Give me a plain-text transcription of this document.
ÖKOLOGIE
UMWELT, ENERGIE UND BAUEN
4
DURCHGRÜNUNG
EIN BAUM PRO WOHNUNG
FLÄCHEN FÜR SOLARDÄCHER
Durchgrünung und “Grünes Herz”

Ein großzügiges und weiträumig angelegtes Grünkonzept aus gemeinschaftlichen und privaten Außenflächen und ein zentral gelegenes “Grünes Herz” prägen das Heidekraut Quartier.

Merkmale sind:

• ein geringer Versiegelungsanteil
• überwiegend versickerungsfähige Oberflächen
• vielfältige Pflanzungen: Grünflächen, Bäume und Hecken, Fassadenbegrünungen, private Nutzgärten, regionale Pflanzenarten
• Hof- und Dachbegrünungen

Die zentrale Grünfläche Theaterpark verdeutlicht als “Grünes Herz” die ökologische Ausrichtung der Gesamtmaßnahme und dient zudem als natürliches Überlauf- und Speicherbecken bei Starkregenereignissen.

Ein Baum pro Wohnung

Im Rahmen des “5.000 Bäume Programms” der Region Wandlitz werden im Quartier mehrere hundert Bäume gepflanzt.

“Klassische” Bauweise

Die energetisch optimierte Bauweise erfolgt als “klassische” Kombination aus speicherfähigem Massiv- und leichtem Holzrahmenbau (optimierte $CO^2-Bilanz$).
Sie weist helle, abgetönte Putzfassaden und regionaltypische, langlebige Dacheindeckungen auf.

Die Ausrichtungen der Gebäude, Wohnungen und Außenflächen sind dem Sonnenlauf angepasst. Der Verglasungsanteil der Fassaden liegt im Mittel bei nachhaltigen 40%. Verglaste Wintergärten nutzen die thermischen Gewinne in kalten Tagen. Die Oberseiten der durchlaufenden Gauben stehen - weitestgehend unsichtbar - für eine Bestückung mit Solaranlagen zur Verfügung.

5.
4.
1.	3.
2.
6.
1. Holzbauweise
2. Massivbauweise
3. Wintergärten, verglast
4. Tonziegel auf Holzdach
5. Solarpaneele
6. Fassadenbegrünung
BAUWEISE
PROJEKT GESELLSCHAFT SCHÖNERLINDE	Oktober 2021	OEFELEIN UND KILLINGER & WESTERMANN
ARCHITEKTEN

## TASK TO CARRY OUT:
Print every record exactly as it was given.

## TASK ANSWER:
Give me a plain-text transcription of this document.
ÖKOLOGIE
UMWELT, ENERGIE UND BAUEN
4
DURCHGRÜNUNG
EIN BAUM PRO WOHNUNG
FLÄCHEN FÜR SOLARDÄCHER
Durchgrünung und “Grünes Herz”

Ein großzügiges und weiträumig angelegtes Grünkonzept aus gemeinschaftlichen und privaten Außenflächen und ein zentral gelegenes “Grünes Herz” prägen das Heidekraut Quartier.

Merkmale sind:

• ein geringer Versiegelungsanteil
• überwiegend versickerungsfähige Oberflächen
• vielfältige Pflanzungen: Grünflächen, Bäume und Hecken, Fassadenbegrünungen, private Nutzgärten, regionale Pflanzenarten
• Hof- und Dachbegrünungen

Die zentrale Grünfläche Theaterpark verdeutlicht als “Grünes Herz” die ökologische Ausrichtung der Gesamtmaßnahme und dient zudem als natürliches Überlauf- und Speicherbecken bei Starkregenereignissen.

Ein Baum pro Wohnung

Im Rahmen des “5.000 Bäume Programms” der Region Wandlitz werden im Quartier mehrere hundert Bäume gepflanzt.

“Klassische” Bauweise

Die energetisch optimierte Bauweise erfolgt als “klassische” Kombination aus speicherfähigem Massiv- und leichtem Holzrahmenbau (optimierte $CO^2-Bilanz$).
Sie weist helle, abgetönte Putzfassaden und regionaltypische, langlebige Dacheindeckungen auf.

Die Ausrichtungen der Gebäude, Wohnungen und Außenflächen sind dem Sonnenlauf angepasst. Der Verglasungsanteil der Fassaden liegt im Mittel bei nachhaltigen 40%. Verglaste Wintergärten nutzen die thermischen Gewinne in kalten Tagen. Die Oberseiten der durchlaufenden Gauben stehen - weitestgehend unsichtbar - für eine Bestückung mit Solaranlagen zur Verfügung.

5.
4.
1.	3.
2.
6.
1. Holzbauweise
2. Massivbauweise
3. Wintergärten, verglast
4. Tonziegel auf Holzdach
5. Solarpaneele
6. Fassadenbegrünung
BAUWEISE
PROJEKT GESELLSCHAFT SCHÖNERLINDE	Oktober 2021	OEFELEIN UND KILLINGER & WESTERMANN
ARCHITEKTEN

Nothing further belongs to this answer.